**** DATA ROWS
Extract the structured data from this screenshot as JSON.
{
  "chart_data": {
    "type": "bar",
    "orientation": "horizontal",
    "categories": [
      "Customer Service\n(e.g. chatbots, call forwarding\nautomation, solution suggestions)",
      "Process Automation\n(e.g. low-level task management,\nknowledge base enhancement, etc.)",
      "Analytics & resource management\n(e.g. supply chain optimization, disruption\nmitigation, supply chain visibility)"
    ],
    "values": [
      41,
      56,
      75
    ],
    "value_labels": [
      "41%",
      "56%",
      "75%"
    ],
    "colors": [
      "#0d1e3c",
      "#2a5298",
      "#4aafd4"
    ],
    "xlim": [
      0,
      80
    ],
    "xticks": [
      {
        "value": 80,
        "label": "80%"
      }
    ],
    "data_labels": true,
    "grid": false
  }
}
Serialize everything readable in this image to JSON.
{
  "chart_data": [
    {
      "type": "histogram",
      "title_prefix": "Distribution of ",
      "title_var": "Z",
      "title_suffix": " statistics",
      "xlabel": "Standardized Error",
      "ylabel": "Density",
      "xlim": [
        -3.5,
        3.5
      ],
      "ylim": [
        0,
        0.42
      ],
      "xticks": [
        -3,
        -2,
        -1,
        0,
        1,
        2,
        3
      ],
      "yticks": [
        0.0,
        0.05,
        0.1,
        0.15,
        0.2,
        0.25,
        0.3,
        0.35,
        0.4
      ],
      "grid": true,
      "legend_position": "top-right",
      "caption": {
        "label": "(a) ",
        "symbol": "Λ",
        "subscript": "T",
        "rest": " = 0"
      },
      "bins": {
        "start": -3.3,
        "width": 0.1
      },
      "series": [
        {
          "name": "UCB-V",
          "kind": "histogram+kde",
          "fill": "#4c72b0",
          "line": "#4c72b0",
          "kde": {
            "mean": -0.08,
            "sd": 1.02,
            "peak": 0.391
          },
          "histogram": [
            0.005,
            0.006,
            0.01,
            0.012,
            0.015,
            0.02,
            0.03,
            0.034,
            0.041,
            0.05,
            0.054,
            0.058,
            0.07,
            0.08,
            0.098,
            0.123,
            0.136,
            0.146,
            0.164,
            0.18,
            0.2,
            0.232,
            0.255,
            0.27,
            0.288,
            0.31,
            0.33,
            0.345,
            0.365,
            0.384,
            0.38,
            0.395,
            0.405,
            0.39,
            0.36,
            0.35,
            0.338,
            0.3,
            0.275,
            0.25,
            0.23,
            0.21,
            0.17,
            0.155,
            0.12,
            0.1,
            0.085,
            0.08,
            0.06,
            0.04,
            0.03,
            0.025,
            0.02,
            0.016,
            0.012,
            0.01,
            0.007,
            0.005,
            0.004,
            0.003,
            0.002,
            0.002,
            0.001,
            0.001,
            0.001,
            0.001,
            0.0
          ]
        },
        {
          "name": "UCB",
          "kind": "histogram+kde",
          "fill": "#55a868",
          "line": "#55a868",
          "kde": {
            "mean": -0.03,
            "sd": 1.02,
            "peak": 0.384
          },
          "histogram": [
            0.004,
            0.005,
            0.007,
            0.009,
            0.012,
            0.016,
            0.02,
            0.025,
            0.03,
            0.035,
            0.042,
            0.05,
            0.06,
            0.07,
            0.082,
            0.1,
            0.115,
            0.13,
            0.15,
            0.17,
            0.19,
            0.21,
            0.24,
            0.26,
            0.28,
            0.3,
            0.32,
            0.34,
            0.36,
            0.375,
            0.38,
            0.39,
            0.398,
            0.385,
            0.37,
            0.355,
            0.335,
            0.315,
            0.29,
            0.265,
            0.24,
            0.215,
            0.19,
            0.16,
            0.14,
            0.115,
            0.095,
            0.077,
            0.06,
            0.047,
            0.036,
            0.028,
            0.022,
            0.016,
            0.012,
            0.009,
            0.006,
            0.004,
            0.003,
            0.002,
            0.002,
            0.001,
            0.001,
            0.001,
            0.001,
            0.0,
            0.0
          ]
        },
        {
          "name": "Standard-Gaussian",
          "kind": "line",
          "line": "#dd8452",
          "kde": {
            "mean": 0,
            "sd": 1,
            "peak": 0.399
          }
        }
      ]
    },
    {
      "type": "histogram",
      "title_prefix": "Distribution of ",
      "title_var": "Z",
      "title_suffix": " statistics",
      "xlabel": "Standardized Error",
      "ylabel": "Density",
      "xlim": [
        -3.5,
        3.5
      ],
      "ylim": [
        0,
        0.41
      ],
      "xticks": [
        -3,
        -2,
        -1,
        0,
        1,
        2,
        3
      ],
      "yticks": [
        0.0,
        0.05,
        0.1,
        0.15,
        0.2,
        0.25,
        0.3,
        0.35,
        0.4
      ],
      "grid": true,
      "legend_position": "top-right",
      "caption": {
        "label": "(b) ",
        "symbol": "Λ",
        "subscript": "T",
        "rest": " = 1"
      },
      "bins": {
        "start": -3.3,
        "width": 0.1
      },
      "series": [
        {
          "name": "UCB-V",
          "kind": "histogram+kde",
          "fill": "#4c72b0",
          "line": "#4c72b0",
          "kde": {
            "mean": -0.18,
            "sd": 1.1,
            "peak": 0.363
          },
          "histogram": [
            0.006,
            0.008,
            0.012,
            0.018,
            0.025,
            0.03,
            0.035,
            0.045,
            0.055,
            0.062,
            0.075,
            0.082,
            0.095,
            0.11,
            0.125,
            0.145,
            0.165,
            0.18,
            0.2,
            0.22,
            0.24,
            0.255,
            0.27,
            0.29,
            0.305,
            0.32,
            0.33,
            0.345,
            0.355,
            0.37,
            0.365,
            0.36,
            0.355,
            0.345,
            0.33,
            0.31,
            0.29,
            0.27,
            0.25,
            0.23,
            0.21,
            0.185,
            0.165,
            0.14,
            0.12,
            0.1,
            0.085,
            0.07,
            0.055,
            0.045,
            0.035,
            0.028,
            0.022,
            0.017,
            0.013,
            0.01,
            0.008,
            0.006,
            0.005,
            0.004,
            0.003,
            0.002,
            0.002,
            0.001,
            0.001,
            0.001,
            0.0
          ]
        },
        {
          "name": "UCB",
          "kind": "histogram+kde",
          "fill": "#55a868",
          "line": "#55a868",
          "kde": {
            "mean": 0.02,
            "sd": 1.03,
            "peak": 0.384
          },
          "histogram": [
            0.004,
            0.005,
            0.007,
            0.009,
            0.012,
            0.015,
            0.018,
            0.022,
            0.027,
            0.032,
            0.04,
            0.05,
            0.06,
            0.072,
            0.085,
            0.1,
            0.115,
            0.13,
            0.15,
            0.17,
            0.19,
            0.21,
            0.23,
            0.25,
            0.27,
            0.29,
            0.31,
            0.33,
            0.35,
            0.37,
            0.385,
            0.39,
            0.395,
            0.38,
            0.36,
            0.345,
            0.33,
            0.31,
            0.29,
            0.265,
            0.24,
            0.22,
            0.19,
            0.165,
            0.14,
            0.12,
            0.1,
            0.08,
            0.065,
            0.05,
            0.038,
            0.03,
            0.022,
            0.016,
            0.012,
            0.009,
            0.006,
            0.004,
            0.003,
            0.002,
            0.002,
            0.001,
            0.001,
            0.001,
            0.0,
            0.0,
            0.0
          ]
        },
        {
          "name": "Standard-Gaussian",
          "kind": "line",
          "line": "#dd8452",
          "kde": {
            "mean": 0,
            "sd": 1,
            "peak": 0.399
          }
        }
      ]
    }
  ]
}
********
# EXERCISE DIRECTIONS:
Write the material out exactly, with nothing left out.

# RESULT:
Extract the structured data from this screenshot as JSON.
{
  "chart_data": {
    "type": "bar",
    "orientation": "horizontal",
    "categories": [
      "Customer Service\n(e.g. chatbots, call forwarding\nautomation, solution suggestions)",
      "Process Automation\n(e.g. low-level task management,\nknowledge base enhancement, etc.)",
      "Analytics & resource management\n(e.g. supply chain optimization, disruption\nmitigation, supply chain visibility)"
    ],
    "values": [
      41,
      56,
      75
    ],
    "value_labels": [
      "41%",
      "56%",
      "75%"
    ],
    "colors": [
      "#0d1e3c",
      "#2a5298",
      "#4aafd4"
    ],
    "xlim": [
      0,
      80
    ],
    "xticks": [
      {
        "value": 80,
        "label": "80%"
      }
    ],
    "data_labels": true,
    "grid": false
  }
}
Serialize everything readable in this image to JSON.
{
  "chart_data": [
    {
      "type": "histogram",
      "title_prefix": "Distribution of ",
      "title_var": "Z",
      "title_suffix": " statistics",
      "xlabel": "Standardized Error",
      "ylabel": "Density",
      "xlim": [
        -3.5,
        3.5
      ],
      "ylim": [
        0,
        0.42
      ],
      "xticks": [
        -3,
        -2,
        -1,
        0,
        1,
        2,
        3
      ],
      "yticks": [
        0.0,
        0.05,
        0.1,
        0.15,
        0.2,
        0.25,
        0.3,
        0.35,
        0.4
      ],
      "grid": true,
      "legend_position": "top-right",
      "caption": {
        "label": "(a) ",
        "symbol": "Λ",
        "subscript": "T",
        "rest": " = 0"
      },
      "bins": {
        "start": -3.3,
        "width": 0.1
      },
      "series": [
        {
          "name": "UCB-V",
          "kind": "histogram+kde",
          "fill": "#4c72b0",
          "line": "#4c72b0",
          "kde": {
            "mean": -0.08,
            "sd": 1.02,
            "peak": 0.391
          },
          "histogram": [
            0.005,
            0.006,
            0.01,
            0.012,
            0.015,
            0.02,
            0.03,
            0.034,
            0.041,
            0.05,
            0.054,
            0.058,
            0.07,
            0.08,
            0.098,
            0.123,
            0.136,
            0.146,
            0.164,
            0.18,
            0.2,
            0.232,
            0.255,
            0.27,
            0.288,
            0.31,
            0.33,
            0.345,
            0.365,
            0.384,
            0.38,
            0.395,
            0.405,
            0.39,
            0.36,
            0.35,
            0.338,
            0.3,
            0.275,
            0.25,
            0.23,
            0.21,
            0.17,
            0.155,
            0.12,
            0.1,
            0.085,
            0.08,
            0.06,
            0.04,
            0.03,
            0.025,
            0.02,
            0.016,
            0.012,
            0.01,
            0.007,
            0.005,
            0.004,
            0.003,
            0.002,
            0.002,
            0.001,
            0.001,
            0.001,
            0.001,
            0.0
          ]
        },
        {
          "name": "UCB",
          "kind": "histogram+kde",
          "fill": "#55a868",
          "line": "#55a868",
          "kde": {
            "mean": -0.03,
            "sd": 1.02,
            "peak": 0.384
          },
          "histogram": [
            0.004,
            0.005,
            0.007,
            0.009,
            0.012,
            0.016,
            0.02,
            0.025,
            0.03,
            0.035,
            0.042,
            0.05,
            0.06,
            0.07,
            0.082,
            0.1,
            0.115,
            0.13,
            0.15,
            0.17,
            0.19,
            0.21,
            0.24,
            0.26,
            0.28,
            0.3,
            0.32,
            0.34,
            0.36,
            0.375,
            0.38,
            0.39,
            0.398,
            0.385,
            0.37,
            0.355,
            0.335,
            0.315,
            0.29,
            0.265,
            0.24,
            0.215,
            0.19,
            0.16,
            0.14,
            0.115,
            0.095,
            0.077,
            0.06,
            0.047,
            0.036,
            0.028,
            0.022,
            0.016,
            0.012,
            0.009,
            0.006,
            0.004,
            0.003,
            0.002,
            0.002,
            0.001,
            0.001,
            0.001,
            0.001,
            0.0,
            0.0
          ]
        },
        {
          "name": "Standard-Gaussian",
          "kind": "line",
          "line": "#dd8452",
          "kde": {
            "mean": 0,
            "sd": 1,
            "peak": 0.399
          }
        }
      ]
    },
    {
      "type": "histogram",
      "title_prefix": "Distribution of ",
      "title_var": "Z",
      "title_suffix": " statistics",
      "xlabel": "Standardized Error",
      "ylabel": "Density",
      "xlim": [
        -3.5,
        3.5
      ],
      "ylim": [
        0,
        0.41
      ],
      "xticks": [
        -3,
        -2,
        -1,
        0,
        1,
        2,
        3
      ],
      "yticks": [
        0.0,
        0.05,
        0.1,
        0.15,
        0.2,
        0.25,
        0.3,
        0.35,
        0.4
      ],
      "grid": true,
      "legend_position": "top-right",
      "caption": {
        "label": "(b) ",
        "symbol": "Λ",
        "subscript": "T",
        "rest": " = 1"
      },
      "bins": {
        "start": -3.3,
        "width": 0.1
      },
      "series": [
        {
          "name": "UCB-V",
          "kind": "histogram+kde",
          "fill": "#4c72b0",
          "line": "#4c72b0",
          "kde": {
            "mean": -0.18,
            "sd": 1.1,
            "peak": 0.363
          },
          "histogram": [
            0.006,
            0.008,
            0.012,
            0.018,
            0.025,
            0.03,
            0.035,
            0.045,
            0.055,
            0.062,
            0.075,
            0.082,
            0.095,
            0.11,
            0.125,
            0.145,
            0.165,
            0.18,
            0.2,
            0.22,
            0.24,
            0.255,
            0.27,
            0.29,
            0.305,
            0.32,
            0.33,
            0.345,
            0.355,
            0.37,
            0.365,
            0.36,
            0.355,
            0.345,
            0.33,
            0.31,
            0.29,
            0.27,
            0.25,
            0.23,
            0.21,
            0.185,
            0.165,
            0.14,
            0.12,
            0.1,
            0.085,
            0.07,
            0.055,
            0.045,
            0.035,
            0.028,
            0.022,
            0.017,
            0.013,
            0.01,
            0.008,
            0.006,
            0.005,
            0.004,
            0.003,
            0.002,
            0.002,
            0.001,
            0.001,
            0.001,
            0.0
          ]
        },
        {
          "name": "UCB",
          "kind": "histogram+kde",
          "fill": "#55a868",
          "line": "#55a868",
          "kde": {
            "mean": 0.02,
            "sd": 1.03,
            "peak": 0.384
          },
          "histogram": [
            0.004,
            0.005,
            0.007,
            0.009,
            0.012,
            0.015,
            0.018,
            0.022,
            0.027,
            0.032,
            0.04,
            0.05,
            0.06,
            0.072,
            0.085,
            0.1,
            0.115,
            0.13,
            0.15,
            0.17,
            0.19,
            0.21,
            0.23,
            0.25,
            0.27,
            0.29,
            0.31,
            0.33,
            0.35,
            0.37,
            0.385,
            0.39,
            0.395,
            0.38,
            0.36,
            0.345,
            0.33,
            0.31,
            0.29,
            0.265,
            0.24,
            0.22,
            0.19,
            0.165,
            0.14,
            0.12,
            0.1,
            0.08,
            0.065,
            0.05,
            0.038,
            0.03,
            0.022,
            0.016,
            0.012,
            0.009,
            0.006,
            0.004,
            0.003,
            0.002,
            0.002,
            0.001,
            0.001,
            0.001,
            0.0,
            0.0,
            0.0
          ]
        },
        {
          "name": "Standard-Gaussian",
          "kind": "line",
          "line": "#dd8452",
          "kde": {
            "mean": 0,
            "sd": 1,
            "peak": 0.399
          }
        }
      ]
    }
  ]
}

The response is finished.